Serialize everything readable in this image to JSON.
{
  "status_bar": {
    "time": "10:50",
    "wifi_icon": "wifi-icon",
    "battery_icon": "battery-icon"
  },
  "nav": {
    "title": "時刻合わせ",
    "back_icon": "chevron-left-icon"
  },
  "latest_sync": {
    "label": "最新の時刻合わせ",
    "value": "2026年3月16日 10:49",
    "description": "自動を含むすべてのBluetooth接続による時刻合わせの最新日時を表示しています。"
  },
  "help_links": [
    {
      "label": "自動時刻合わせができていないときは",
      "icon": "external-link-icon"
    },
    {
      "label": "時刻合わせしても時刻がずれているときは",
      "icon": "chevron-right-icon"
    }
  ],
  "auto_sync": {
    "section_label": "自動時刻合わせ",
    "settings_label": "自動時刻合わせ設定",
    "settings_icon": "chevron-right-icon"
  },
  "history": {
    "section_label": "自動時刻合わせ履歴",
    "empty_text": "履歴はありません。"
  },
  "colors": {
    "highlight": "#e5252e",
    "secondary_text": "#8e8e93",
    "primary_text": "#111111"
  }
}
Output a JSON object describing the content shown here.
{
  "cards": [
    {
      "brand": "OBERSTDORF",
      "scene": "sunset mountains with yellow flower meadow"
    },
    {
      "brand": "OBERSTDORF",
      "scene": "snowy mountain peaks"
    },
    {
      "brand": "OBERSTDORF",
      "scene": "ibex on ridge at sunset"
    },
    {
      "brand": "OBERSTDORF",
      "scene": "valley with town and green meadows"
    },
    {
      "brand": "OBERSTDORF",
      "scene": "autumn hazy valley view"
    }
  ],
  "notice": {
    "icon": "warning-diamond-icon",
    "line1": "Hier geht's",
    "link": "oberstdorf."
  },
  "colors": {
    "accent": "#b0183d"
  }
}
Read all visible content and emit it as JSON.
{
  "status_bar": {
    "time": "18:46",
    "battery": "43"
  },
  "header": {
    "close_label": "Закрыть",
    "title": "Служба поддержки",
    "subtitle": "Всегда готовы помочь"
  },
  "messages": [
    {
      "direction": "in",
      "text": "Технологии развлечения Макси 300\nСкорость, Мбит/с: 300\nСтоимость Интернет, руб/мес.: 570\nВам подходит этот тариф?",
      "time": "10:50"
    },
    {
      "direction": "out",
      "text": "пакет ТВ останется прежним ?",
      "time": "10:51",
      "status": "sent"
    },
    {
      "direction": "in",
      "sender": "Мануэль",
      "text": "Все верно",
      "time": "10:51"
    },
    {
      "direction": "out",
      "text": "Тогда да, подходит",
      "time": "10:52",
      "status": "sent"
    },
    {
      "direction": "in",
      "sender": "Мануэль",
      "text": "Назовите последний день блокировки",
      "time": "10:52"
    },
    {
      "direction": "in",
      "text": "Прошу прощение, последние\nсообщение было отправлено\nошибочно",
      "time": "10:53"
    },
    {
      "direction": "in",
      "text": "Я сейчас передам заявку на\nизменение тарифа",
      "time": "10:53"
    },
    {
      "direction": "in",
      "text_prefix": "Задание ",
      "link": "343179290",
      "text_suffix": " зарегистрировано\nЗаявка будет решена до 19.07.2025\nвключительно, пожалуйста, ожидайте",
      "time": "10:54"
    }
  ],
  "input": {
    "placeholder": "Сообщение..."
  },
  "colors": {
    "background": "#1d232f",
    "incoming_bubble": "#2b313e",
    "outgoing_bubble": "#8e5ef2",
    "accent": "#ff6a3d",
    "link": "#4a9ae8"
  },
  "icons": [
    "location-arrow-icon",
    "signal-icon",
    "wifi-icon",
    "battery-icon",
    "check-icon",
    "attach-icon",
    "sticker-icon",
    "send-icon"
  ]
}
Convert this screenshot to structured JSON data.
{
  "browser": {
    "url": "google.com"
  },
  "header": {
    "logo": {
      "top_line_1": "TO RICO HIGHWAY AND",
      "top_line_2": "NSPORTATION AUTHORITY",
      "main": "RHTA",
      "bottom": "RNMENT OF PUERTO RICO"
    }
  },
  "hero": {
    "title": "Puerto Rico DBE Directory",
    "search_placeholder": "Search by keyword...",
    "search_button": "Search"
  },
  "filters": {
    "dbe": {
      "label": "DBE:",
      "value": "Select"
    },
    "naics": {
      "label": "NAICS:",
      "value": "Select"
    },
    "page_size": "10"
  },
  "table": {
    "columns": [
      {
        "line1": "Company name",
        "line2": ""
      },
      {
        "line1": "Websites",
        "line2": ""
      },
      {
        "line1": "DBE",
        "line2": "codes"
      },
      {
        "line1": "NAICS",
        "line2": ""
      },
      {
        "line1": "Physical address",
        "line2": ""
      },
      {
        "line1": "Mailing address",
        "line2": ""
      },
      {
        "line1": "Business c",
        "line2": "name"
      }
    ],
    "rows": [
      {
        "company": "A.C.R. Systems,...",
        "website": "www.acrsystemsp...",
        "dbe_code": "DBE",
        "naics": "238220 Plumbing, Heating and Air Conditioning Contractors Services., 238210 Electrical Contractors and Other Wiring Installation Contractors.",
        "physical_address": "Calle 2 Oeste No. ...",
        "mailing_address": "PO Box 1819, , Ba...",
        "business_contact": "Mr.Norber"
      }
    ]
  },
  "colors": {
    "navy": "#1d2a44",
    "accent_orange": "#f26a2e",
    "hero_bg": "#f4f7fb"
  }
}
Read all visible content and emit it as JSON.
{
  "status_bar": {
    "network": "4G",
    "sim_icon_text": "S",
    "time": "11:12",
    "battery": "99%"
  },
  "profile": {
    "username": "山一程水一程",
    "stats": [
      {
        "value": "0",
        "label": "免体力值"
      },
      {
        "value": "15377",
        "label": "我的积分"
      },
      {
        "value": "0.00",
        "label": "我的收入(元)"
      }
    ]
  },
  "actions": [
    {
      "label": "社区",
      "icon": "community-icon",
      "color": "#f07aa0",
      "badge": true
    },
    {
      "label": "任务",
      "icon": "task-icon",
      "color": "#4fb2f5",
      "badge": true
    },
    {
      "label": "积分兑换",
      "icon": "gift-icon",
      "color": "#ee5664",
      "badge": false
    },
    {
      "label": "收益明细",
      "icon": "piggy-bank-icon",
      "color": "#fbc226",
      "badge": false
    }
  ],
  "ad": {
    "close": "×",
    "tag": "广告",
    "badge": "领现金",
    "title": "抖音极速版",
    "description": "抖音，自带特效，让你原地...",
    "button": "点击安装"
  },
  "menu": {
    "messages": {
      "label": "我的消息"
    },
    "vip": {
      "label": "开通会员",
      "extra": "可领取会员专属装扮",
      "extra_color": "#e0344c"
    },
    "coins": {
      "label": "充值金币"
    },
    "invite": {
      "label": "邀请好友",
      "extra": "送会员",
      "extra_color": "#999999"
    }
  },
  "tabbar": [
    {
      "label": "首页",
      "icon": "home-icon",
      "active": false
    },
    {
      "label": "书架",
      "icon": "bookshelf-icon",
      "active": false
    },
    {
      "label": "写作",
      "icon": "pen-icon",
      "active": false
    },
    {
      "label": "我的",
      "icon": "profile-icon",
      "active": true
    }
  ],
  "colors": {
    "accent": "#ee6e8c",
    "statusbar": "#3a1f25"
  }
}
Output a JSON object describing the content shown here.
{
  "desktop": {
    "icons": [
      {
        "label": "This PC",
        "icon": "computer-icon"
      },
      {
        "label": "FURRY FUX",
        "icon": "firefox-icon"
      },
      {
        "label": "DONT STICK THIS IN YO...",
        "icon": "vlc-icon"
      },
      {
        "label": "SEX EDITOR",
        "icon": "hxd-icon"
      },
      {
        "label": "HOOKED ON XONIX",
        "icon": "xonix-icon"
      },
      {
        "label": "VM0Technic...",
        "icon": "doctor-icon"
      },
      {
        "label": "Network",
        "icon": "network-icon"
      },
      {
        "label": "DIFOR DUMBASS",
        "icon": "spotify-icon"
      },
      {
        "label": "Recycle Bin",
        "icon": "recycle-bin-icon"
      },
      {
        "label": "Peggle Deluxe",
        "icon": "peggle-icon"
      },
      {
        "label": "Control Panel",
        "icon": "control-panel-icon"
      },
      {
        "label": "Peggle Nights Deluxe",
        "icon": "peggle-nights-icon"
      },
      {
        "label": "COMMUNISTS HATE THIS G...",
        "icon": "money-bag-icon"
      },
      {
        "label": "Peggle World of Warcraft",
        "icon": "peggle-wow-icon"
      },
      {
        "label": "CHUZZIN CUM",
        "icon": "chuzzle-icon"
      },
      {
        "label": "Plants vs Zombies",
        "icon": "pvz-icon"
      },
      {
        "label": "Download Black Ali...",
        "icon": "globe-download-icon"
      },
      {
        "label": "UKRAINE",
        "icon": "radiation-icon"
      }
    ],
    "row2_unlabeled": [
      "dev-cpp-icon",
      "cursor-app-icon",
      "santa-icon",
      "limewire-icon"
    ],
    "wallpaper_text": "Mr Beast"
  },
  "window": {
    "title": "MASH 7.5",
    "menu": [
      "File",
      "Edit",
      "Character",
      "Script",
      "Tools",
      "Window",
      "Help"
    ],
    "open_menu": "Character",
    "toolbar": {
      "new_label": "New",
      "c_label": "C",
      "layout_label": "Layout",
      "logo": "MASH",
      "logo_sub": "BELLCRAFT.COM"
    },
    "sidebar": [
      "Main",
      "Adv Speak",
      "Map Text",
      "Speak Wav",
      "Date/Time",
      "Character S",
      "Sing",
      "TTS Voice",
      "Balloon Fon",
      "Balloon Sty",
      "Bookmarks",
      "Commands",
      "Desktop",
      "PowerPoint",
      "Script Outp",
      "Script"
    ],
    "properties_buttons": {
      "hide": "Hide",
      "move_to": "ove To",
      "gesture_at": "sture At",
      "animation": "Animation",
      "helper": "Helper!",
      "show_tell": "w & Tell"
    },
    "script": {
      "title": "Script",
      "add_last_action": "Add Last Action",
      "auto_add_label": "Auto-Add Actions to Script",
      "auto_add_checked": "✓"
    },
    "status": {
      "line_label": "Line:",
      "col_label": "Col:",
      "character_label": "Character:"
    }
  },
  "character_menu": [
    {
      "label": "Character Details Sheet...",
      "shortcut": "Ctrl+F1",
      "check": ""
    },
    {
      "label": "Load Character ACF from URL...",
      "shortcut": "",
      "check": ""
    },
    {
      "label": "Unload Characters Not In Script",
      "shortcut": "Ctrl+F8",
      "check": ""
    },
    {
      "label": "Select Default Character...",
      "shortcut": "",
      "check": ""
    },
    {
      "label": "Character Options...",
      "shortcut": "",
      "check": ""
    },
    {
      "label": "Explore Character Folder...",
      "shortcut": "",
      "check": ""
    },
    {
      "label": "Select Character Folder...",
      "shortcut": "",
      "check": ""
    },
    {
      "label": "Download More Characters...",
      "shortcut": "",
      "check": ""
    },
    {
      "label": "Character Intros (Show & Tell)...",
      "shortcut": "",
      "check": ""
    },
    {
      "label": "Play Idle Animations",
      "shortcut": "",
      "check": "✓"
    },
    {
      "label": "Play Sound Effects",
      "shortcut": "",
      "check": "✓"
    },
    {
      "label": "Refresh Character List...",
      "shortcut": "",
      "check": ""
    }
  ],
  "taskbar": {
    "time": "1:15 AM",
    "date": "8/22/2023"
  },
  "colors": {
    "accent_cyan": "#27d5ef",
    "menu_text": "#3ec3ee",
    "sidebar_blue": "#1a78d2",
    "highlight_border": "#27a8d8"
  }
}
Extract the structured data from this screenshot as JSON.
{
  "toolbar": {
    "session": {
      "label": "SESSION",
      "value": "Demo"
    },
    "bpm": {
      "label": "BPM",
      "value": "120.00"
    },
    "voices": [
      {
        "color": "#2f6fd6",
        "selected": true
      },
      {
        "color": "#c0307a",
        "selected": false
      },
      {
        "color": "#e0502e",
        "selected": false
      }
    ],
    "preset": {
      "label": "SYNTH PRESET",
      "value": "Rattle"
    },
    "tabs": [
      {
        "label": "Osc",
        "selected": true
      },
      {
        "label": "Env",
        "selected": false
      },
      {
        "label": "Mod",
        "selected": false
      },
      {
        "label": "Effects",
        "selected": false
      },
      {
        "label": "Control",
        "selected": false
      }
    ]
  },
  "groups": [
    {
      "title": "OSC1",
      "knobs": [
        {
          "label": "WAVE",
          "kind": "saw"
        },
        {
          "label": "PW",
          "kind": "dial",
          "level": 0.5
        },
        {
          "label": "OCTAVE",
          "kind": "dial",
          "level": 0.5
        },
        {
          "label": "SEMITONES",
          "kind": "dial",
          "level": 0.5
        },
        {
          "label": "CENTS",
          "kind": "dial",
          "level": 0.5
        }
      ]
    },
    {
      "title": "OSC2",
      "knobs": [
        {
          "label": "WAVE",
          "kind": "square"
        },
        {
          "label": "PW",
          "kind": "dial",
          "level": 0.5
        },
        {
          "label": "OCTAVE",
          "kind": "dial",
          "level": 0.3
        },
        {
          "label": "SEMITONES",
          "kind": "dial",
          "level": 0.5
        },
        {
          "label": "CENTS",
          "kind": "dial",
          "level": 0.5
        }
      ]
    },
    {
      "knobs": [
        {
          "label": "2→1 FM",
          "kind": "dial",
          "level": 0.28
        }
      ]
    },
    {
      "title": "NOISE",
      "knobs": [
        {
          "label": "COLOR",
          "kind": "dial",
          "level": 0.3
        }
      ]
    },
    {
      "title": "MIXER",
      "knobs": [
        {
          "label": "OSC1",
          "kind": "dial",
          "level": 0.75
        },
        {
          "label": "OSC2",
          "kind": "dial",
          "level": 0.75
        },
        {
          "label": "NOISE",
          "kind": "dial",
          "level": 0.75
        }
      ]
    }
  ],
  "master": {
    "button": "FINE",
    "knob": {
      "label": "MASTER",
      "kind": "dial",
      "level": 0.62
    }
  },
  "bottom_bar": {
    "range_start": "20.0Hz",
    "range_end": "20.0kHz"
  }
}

● ● ● ● ●

WHAT TO WORK ON:
Select all lines in the listing above where the word "right" appears, and show them.

TASK RESPONSE:
      "icon": "chevron-right-icon"
    "settings_icon": "chevron-right-icon"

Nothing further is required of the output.